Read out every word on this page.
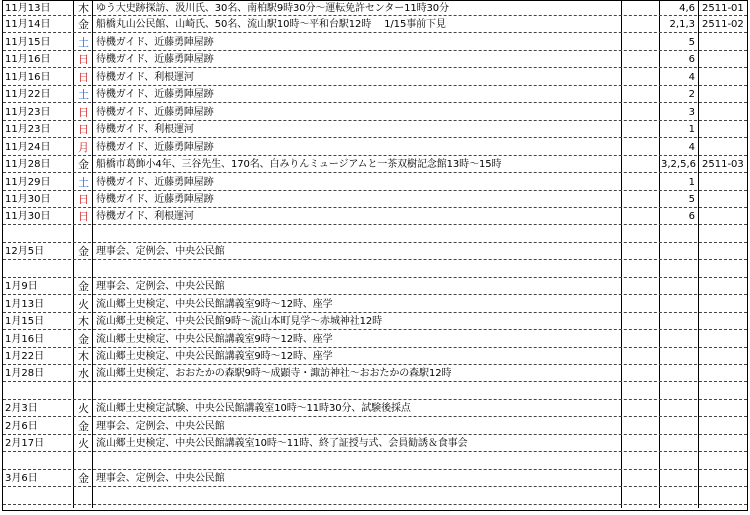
11月13日	木 ゆう大史跡探訪、汲川氏、30名、南柏駅9時30分～運転免許センター11時30分	4,6 2511-01
11月14日	金 船橋丸山公民館、山崎氏、50名、流山駅10時～平和台駅12時　 1/15事前下見	2,1,3 2511-02
11月15日	土 待機ガイド、近藤勇陣屋跡	5
11月16日	日 待機ガイド、近藤勇陣屋跡	6
11月16日	日 待機ガイド、利根運河	4
11月22日	土 待機ガイド、近藤勇陣屋跡	2
11月23日	日 待機ガイド、近藤勇陣屋跡	3
11月23日	日 待機ガイド、利根運河	1
11月24日	月 待機ガイド、近藤勇陣屋跡	4
11月28日	金 船橋市葛飾小4年、三谷先生、170名、白みりんミュージアムと一茶双樹記念館13時～15時	3,2,5,6 2511-03
11月29日	土 待機ガイド、近藤勇陣屋跡	1
11月30日	日 待機ガイド、近藤勇陣屋跡	5
11月30日	日 待機ガイド、利根運河	6
12月5日	金 理事会、定例会、中央公民館
1月9日	金 理事会、定例会、中央公民館
1月13日	火 流山郷土史検定、中央公民館講義室9時～12時、座学
1月15日	木 流山郷土史検定、中央公民館9時～流山本町見学～赤城神社12時
1月16日	金 流山郷土史検定、中央公民館講義室9時～12時、座学
1月22日	木 流山郷土史検定、中央公民館講義室9時～12時、座学
1月28日	水 流山郷土史検定、おおたかの森駅9時～成顕寺・諏訪神社～おおたかの森駅12時
2月3日	火 流山郷土史検定試験、中央公民館講義室10時～11時30分、試験後採点
2月6日	金 理事会、定例会、中央公民館
2月17日	火 流山郷土史検定、中央公民館講義室10時～11時、終了証授与式、会員勧誘＆食事会
3月6日	金 理事会、定例会、中央公民館
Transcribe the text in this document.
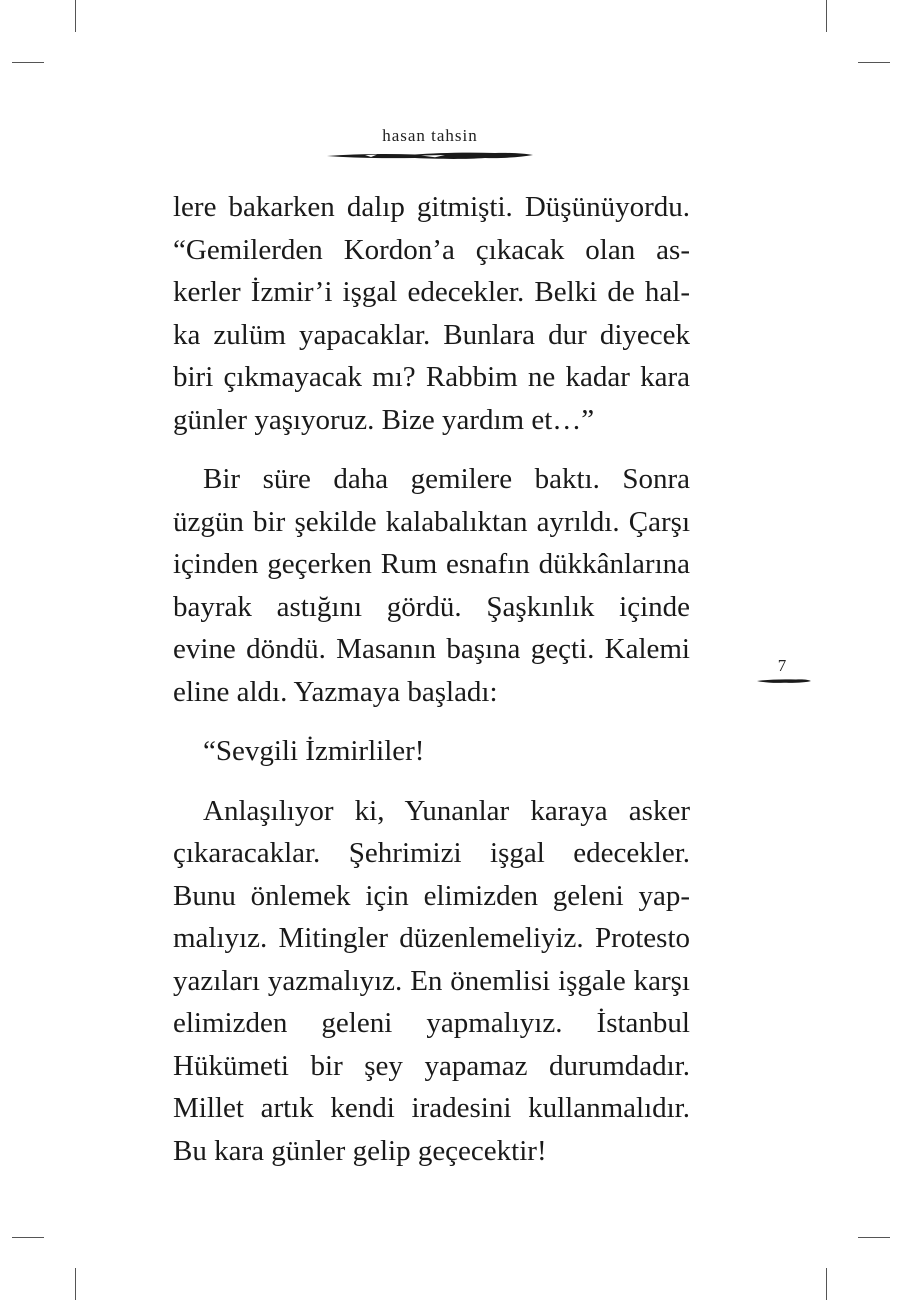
hasan tahsin

lere bakarken dalıp gitmişti. Düşünüyordu. “Gemilerden Kordon’a çıkacak olan askerler İzmir’i işgal edecekler. Belki de halka zulüm yapacaklar. Bunlara dur diyecek biri çıkmayacak mı? Rabbim ne kadar kara günler yaşıyoruz. Bize yardım et…”

Bir süre daha gemilere baktı. Sonra üzgün bir şekilde kalabalıktan ayrıldı. Çarşı içinden geçerken Rum esnafın dükkânlarına bayrak astığını gördü. Şaşkınlık içinde evine döndü. Masanın başına geçti. Kalemi eline aldı. Yazmaya başladı:

“Sevgili İzmirliler!

Anlaşılıyor ki, Yunanlar karaya asker çıkaracaklar. Şehrimizi işgal edecekler. Bunu önlemek için elimizden geleni yapmalıyız. Mitingler düzenlemeliyiz. Protesto yazıları yazmalıyız. En önemlisi işgale karşı elimizden geleni yapmalıyız. İstanbul Hükümeti bir şey yapamaz durumdadır. Millet artık kendi iradesini kullanmalıdır. Bu kara günler gelip geçecektir!

7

▶ _EXERCISE BRIEF_: Omit all pictures while transcribing the entries verbatim.

▶ _TASK ANSWER_:
Read out every word on this page.
11月13日	木 ゆう大史跡探訪、汲川氏、30名、南柏駅9時30分～運転免許センター11時30分	4,6 2511-01
11月14日	金 船橋丸山公民館、山崎氏、50名、流山駅10時～平和台駅12時　 1/15事前下見	2,1,3 2511-02
11月15日	土 待機ガイド、近藤勇陣屋跡	5
11月16日	日 待機ガイド、近藤勇陣屋跡	6
11月16日	日 待機ガイド、利根運河	4
11月22日	土 待機ガイド、近藤勇陣屋跡	2
11月23日	日 待機ガイド、近藤勇陣屋跡	3
11月23日	日 待機ガイド、利根運河	1
11月24日	月 待機ガイド、近藤勇陣屋跡	4
11月28日	金 船橋市葛飾小4年、三谷先生、170名、白みりんミュージアムと一茶双樹記念館13時～15時	3,2,5,6 2511-03
11月29日	土 待機ガイド、近藤勇陣屋跡	1
11月30日	日 待機ガイド、近藤勇陣屋跡	5
11月30日	日 待機ガイド、利根運河	6
12月5日	金 理事会、定例会、中央公民館
1月9日	金 理事会、定例会、中央公民館
1月13日	火 流山郷土史検定、中央公民館講義室9時～12時、座学
1月15日	木 流山郷土史検定、中央公民館9時～流山本町見学～赤城神社12時
1月16日	金 流山郷土史検定、中央公民館講義室9時～12時、座学
1月22日	木 流山郷土史検定、中央公民館講義室9時～12時、座学
1月28日	水 流山郷土史検定、おおたかの森駅9時～成顕寺・諏訪神社～おおたかの森駅12時
2月3日	火 流山郷土史検定試験、中央公民館講義室10時～11時30分、試験後採点
2月6日	金 理事会、定例会、中央公民館
2月17日	火 流山郷土史検定、中央公民館講義室10時～11時、終了証授与式、会員勧誘＆食事会
3月6日	金 理事会、定例会、中央公民館
Transcribe the text in this document.
hasan tahsin

lere bakarken dalıp gitmişti. Düşünüyordu. “Gemilerden Kordon’a çıkacak olan askerler İzmir’i işgal edecekler. Belki de halka zulüm yapacaklar. Bunlara dur diyecek biri çıkmayacak mı? Rabbim ne kadar kara günler yaşıyoruz. Bize yardım et…”

Bir süre daha gemilere baktı. Sonra üzgün bir şekilde kalabalıktan ayrıldı. Çarşı içinden geçerken Rum esnafın dükkânlarına bayrak astığını gördü. Şaşkınlık içinde evine döndü. Masanın başına geçti. Kalemi eline aldı. Yazmaya başladı:

“Sevgili İzmirliler!

Anlaşılıyor ki, Yunanlar karaya asker çıkaracaklar. Şehrimizi işgal edecekler. Bunu önlemek için elimizden geleni yapmalıyız. Mitingler düzenlemeliyiz. Protesto yazıları yazmalıyız. En önemlisi işgale karşı elimizden geleni yapmalıyız. İstanbul Hükümeti bir şey yapamaz durumdadır. Millet artık kendi iradesini kullanmalıdır. Bu kara günler gelip geçecektir!

7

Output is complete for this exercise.